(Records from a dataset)
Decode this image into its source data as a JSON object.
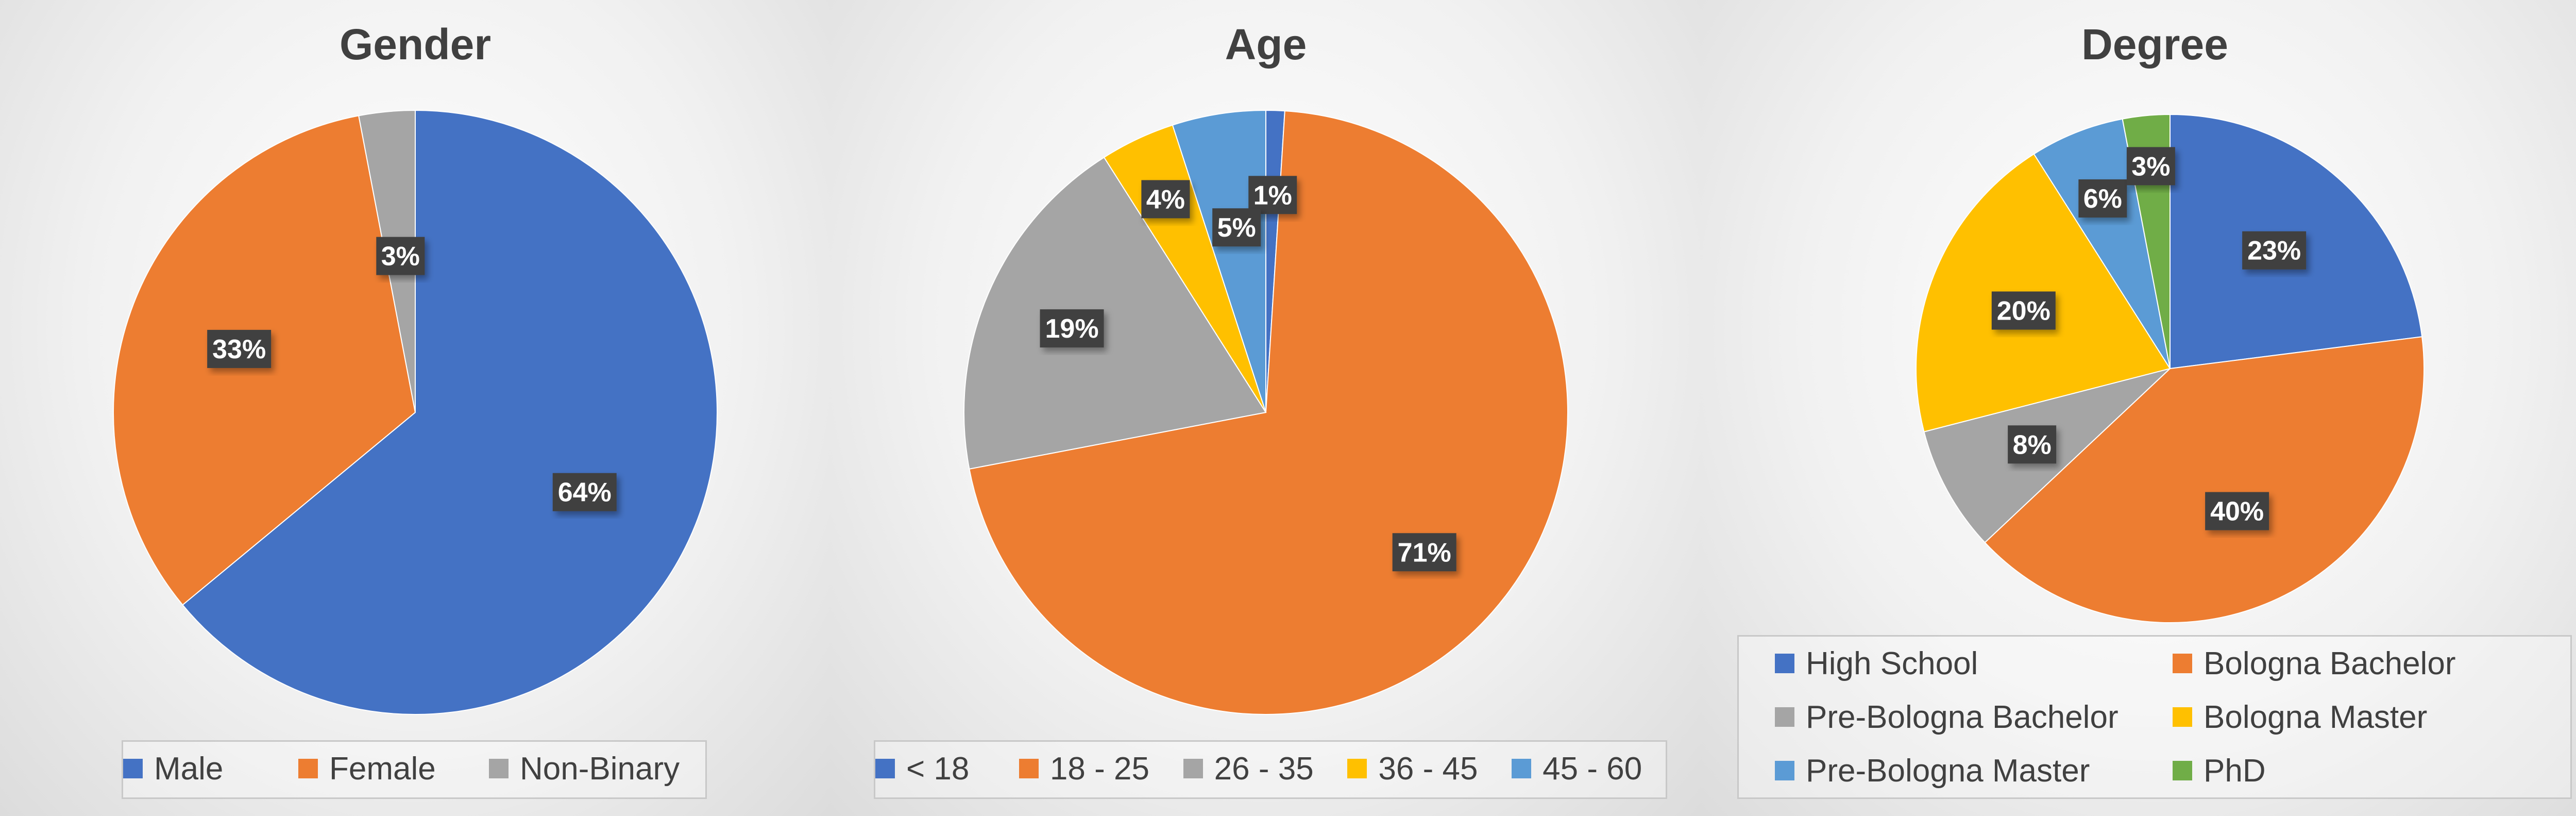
{
  "chart_data": [
    {
      "type": "pie",
      "title": "Gender",
      "categories": [
        "Male",
        "Female",
        "Non-Binary"
      ],
      "values": [
        64,
        33,
        3
      ],
      "labels": [
        "64%",
        "33%",
        "3%"
      ],
      "colors": [
        "#4472C4",
        "#ED7D31",
        "#A5A5A5"
      ],
      "legend_position": "bottom"
    },
    {
      "type": "pie",
      "title": "Age",
      "categories": [
        "< 18",
        "18 - 25",
        "26 - 35",
        "36 - 45",
        "45 - 60"
      ],
      "values": [
        1,
        71,
        19,
        4,
        5
      ],
      "labels": [
        "1%",
        "71%",
        "19%",
        "4%",
        "5%"
      ],
      "colors": [
        "#4472C4",
        "#ED7D31",
        "#A5A5A5",
        "#FFC000",
        "#5B9BD5"
      ],
      "legend_position": "bottom"
    },
    {
      "type": "pie",
      "title": "Degree",
      "categories": [
        "High School",
        "Bologna Bachelor",
        "Pre-Bologna Bachelor",
        "Bologna Master",
        "Pre-Bologna Master",
        "PhD"
      ],
      "values": [
        23,
        40,
        8,
        20,
        6,
        3
      ],
      "labels": [
        "23%",
        "40%",
        "8%",
        "20%",
        "6%",
        "3%"
      ],
      "colors": [
        "#4472C4",
        "#ED7D31",
        "#A5A5A5",
        "#FFC000",
        "#5B9BD5",
        "#70AD47"
      ],
      "legend_position": "bottom"
    }
  ]
}
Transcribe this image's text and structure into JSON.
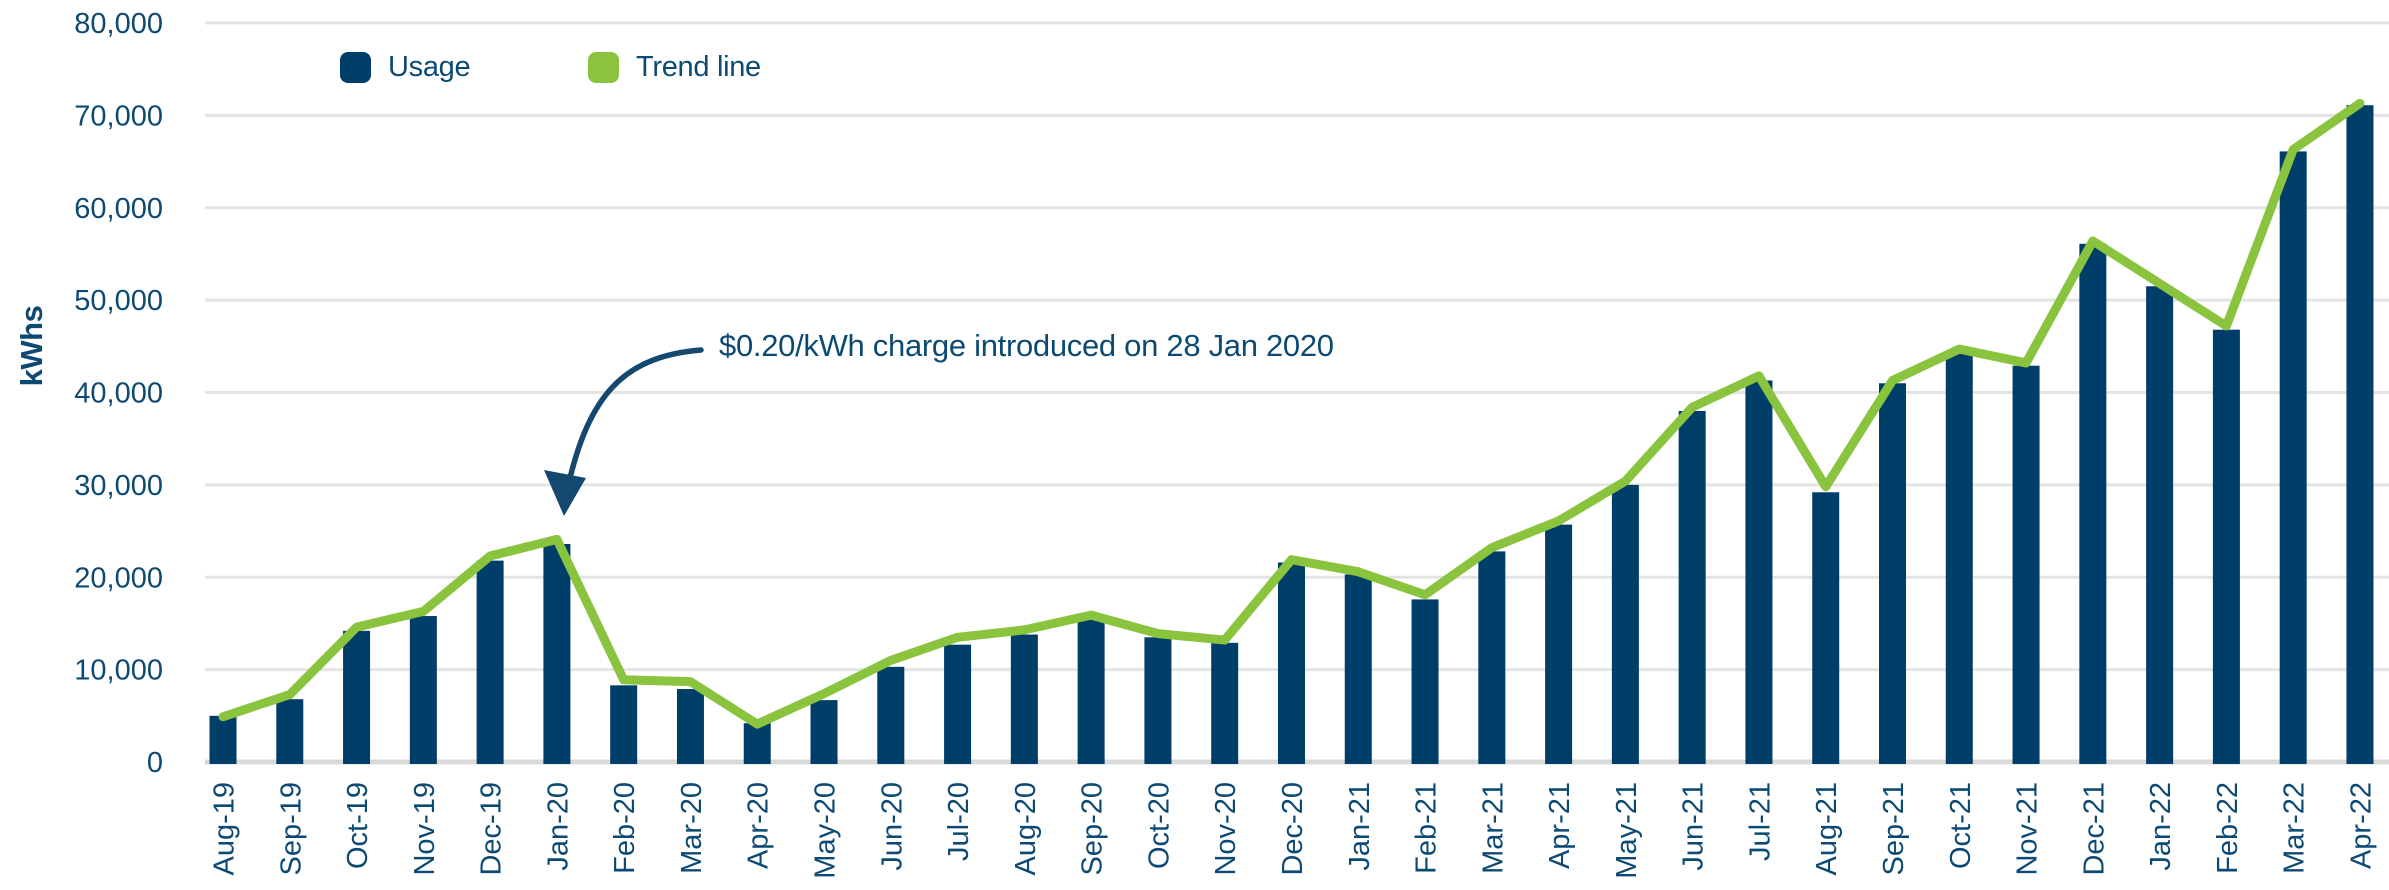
{
  "chart_data": {
    "type": "bar+line",
    "title": "",
    "ylabel": "kWhs",
    "xlabel": "",
    "ylim": [
      0,
      80000
    ],
    "yticks": [
      0,
      10000,
      20000,
      30000,
      40000,
      50000,
      60000,
      70000,
      80000
    ],
    "grid": "horizontal",
    "legend_position": "top-left",
    "categories": [
      "Aug-19",
      "Sep-19",
      "Oct-19",
      "Nov-19",
      "Dec-19",
      "Jan-20",
      "Feb-20",
      "Mar-20",
      "Apr-20",
      "May-20",
      "Jun-20",
      "Jul-20",
      "Aug-20",
      "Sep-20",
      "Oct-20",
      "Nov-20",
      "Dec-20",
      "Jan-21",
      "Feb-21",
      "Mar-21",
      "Apr-21",
      "May-21",
      "Jun-21",
      "Jul-21",
      "Aug-21",
      "Sep-21",
      "Oct-21",
      "Nov-21",
      "Dec-21",
      "Jan-22",
      "Feb-22",
      "Mar-22",
      "Apr-22"
    ],
    "series": [
      {
        "name": "Usage",
        "type": "bar",
        "color": "#003e6a",
        "values": [
          5000,
          6800,
          14200,
          15800,
          21800,
          23600,
          8300,
          7900,
          4200,
          6700,
          10300,
          12700,
          13800,
          15500,
          13500,
          12900,
          21600,
          20300,
          17600,
          22800,
          25700,
          30000,
          38000,
          41300,
          29200,
          41000,
          44200,
          42900,
          56100,
          51500,
          46800,
          66100,
          71100
        ]
      },
      {
        "name": "Trend line",
        "type": "line",
        "color": "#8ac43e",
        "values": [
          4900,
          7300,
          14600,
          16300,
          22300,
          24100,
          8900,
          8700,
          4100,
          7400,
          11000,
          13500,
          14300,
          15900,
          13900,
          13200,
          21900,
          20600,
          18100,
          23200,
          26100,
          30400,
          38400,
          41800,
          29800,
          41300,
          44700,
          43200,
          56400,
          51800,
          47200,
          66300,
          71300
        ]
      }
    ],
    "annotation": {
      "text": "$0.20/kWh charge introduced on 28 Jan 2020",
      "target_category": "Jan-20"
    },
    "colors": {
      "text": "#0d4a73",
      "gridline": "#e4e4e4",
      "baseline": "#d9d9d9",
      "arrow": "#14486f"
    }
  }
}
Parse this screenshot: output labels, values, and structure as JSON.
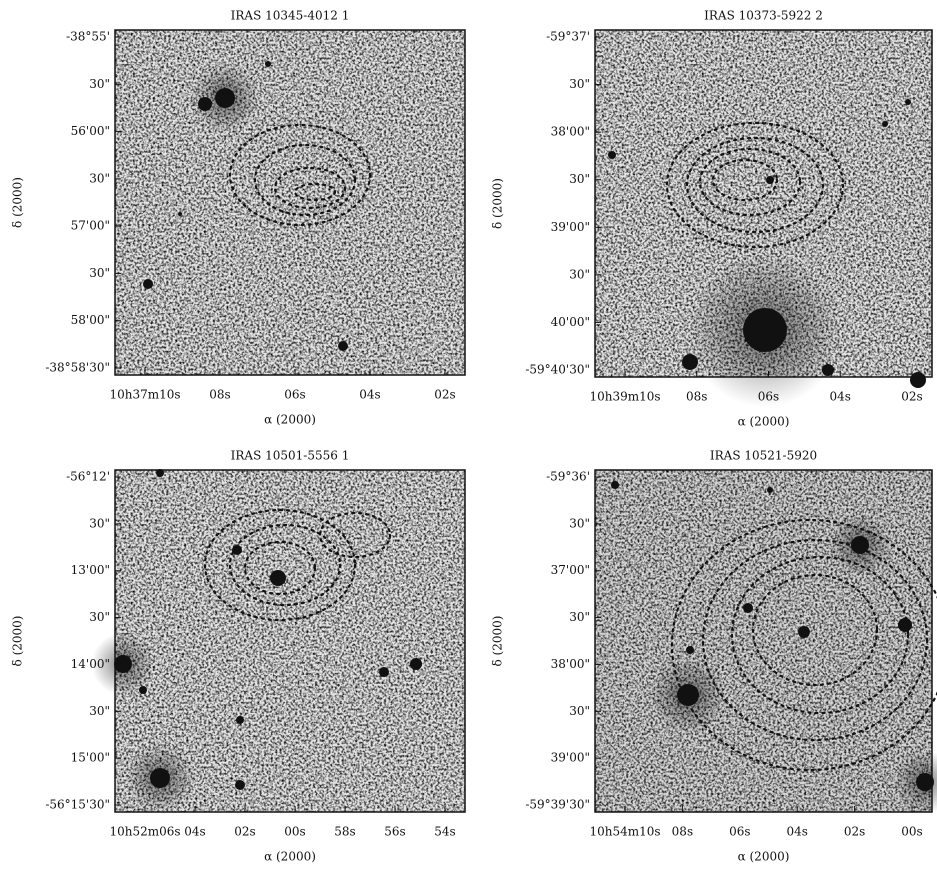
{
  "figure": {
    "panels": [
      {
        "title": "IRAS 10345-4012 1",
        "x_label": "α (2000)",
        "y_label": "δ (2000)",
        "x_ticks": [
          "10h37m10s",
          "08s",
          "06s",
          "04s",
          "02s"
        ],
        "y_ticks": [
          "-38°55'",
          "30\"",
          "56'00\"",
          "30\"",
          "57'00\"",
          "30\"",
          "58'00\"",
          "-38°58'30\""
        ]
      },
      {
        "title": "IRAS 10373-5922 2",
        "x_label": "α (2000)",
        "y_label": "δ (2000)",
        "x_ticks": [
          "10h39m10s",
          "08s",
          "06s",
          "04s",
          "02s"
        ],
        "y_ticks": [
          "-59°37'",
          "30\"",
          "38'00\"",
          "30\"",
          "39'00\"",
          "30\"",
          "40'00\"",
          "-59°40'30\""
        ]
      },
      {
        "title": "IRAS 10501-5556 1",
        "x_label": "α (2000)",
        "y_label": "δ (2000)",
        "x_ticks": [
          "10h52m06s",
          "04s",
          "02s",
          "00s",
          "58s",
          "56s",
          "54s"
        ],
        "y_ticks": [
          "-56°12'",
          "30\"",
          "13'00\"",
          "30\"",
          "14'00\"",
          "30\"",
          "15'00\"",
          "-56°15'30\""
        ]
      },
      {
        "title": "IRAS 10521-5920",
        "x_label": "α (2000)",
        "y_label": "δ (2000)",
        "x_ticks": [
          "10h54m10s",
          "08s",
          "06s",
          "04s",
          "02s",
          "00s"
        ],
        "y_ticks": [
          "-59°36'",
          "30\"",
          "37'00\"",
          "30\"",
          "38'00\"",
          "30\"",
          "39'00\"",
          "-59°39'30\""
        ]
      }
    ]
  }
}
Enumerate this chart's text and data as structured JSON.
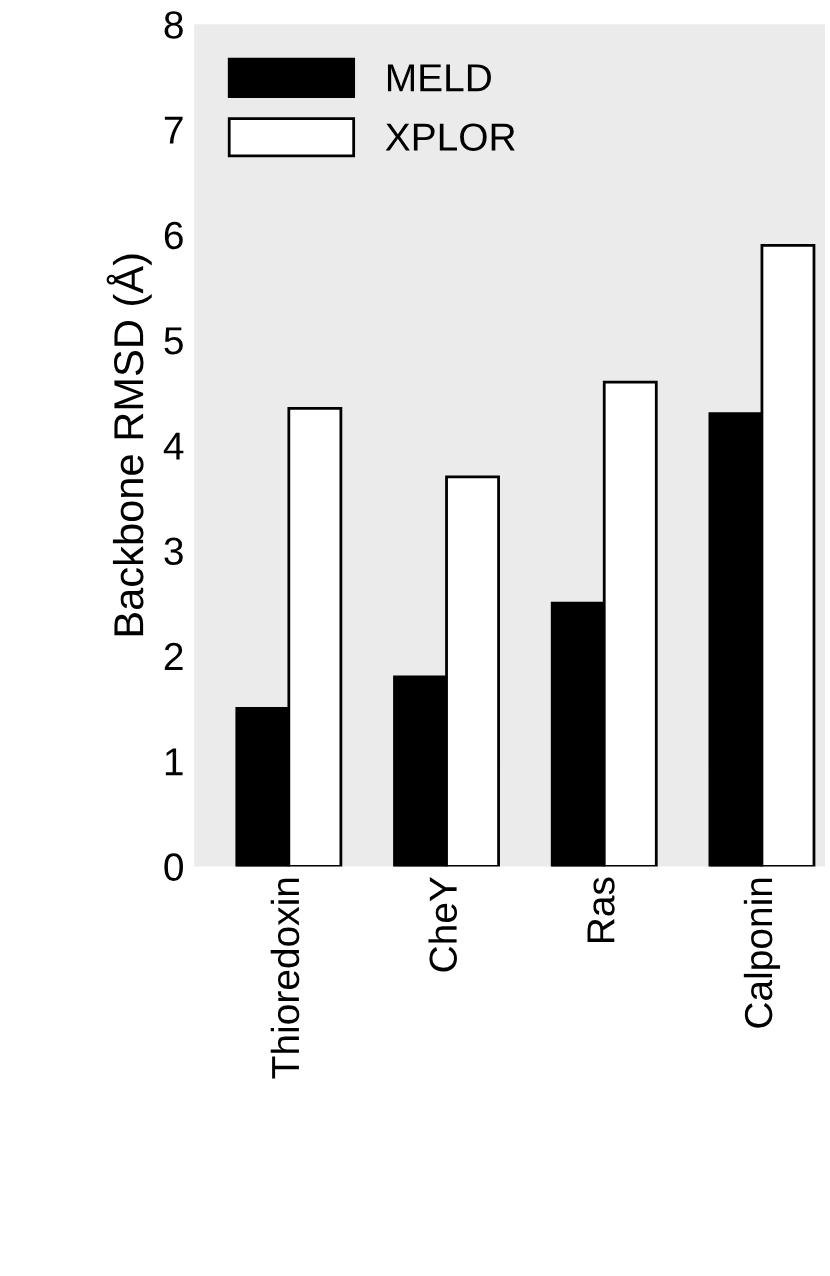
{
  "chart_data": {
    "type": "bar",
    "ylabel": "Backbone RMSD (Å)",
    "categories": [
      "Thioredoxin",
      "CheY",
      "Ras",
      "Calponin"
    ],
    "series": [
      {
        "name": "MELD",
        "color": "#000000",
        "values": [
          1.5,
          1.8,
          2.5,
          4.3
        ]
      },
      {
        "name": "XPLOR",
        "color": "#ffffff",
        "values": [
          4.35,
          3.7,
          4.6,
          5.9
        ]
      }
    ],
    "ylim": [
      0,
      8
    ],
    "yticks": [
      0,
      1,
      2,
      3,
      4,
      5,
      6,
      7,
      8
    ],
    "legend": "top left"
  }
}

Task requirements
With pictures omitted, reproduce exactly the lines from the line containing "Enumerate this chart's" through the end of the data above.

Exercise output
Enumerate this chart's text and data as structured JSON.
{
  "chart_data": {
    "type": "bar",
    "ylabel": "Backbone RMSD (Å)",
    "categories": [
      "Thioredoxin",
      "CheY",
      "Ras",
      "Calponin"
    ],
    "series": [
      {
        "name": "MELD",
        "color": "#000000",
        "values": [
          1.5,
          1.8,
          2.5,
          4.3
        ]
      },
      {
        "name": "XPLOR",
        "color": "#ffffff",
        "values": [
          4.35,
          3.7,
          4.6,
          5.9
        ]
      }
    ],
    "ylim": [
      0,
      8
    ],
    "yticks": [
      0,
      1,
      2,
      3,
      4,
      5,
      6,
      7,
      8
    ],
    "legend": "top left"
  }
}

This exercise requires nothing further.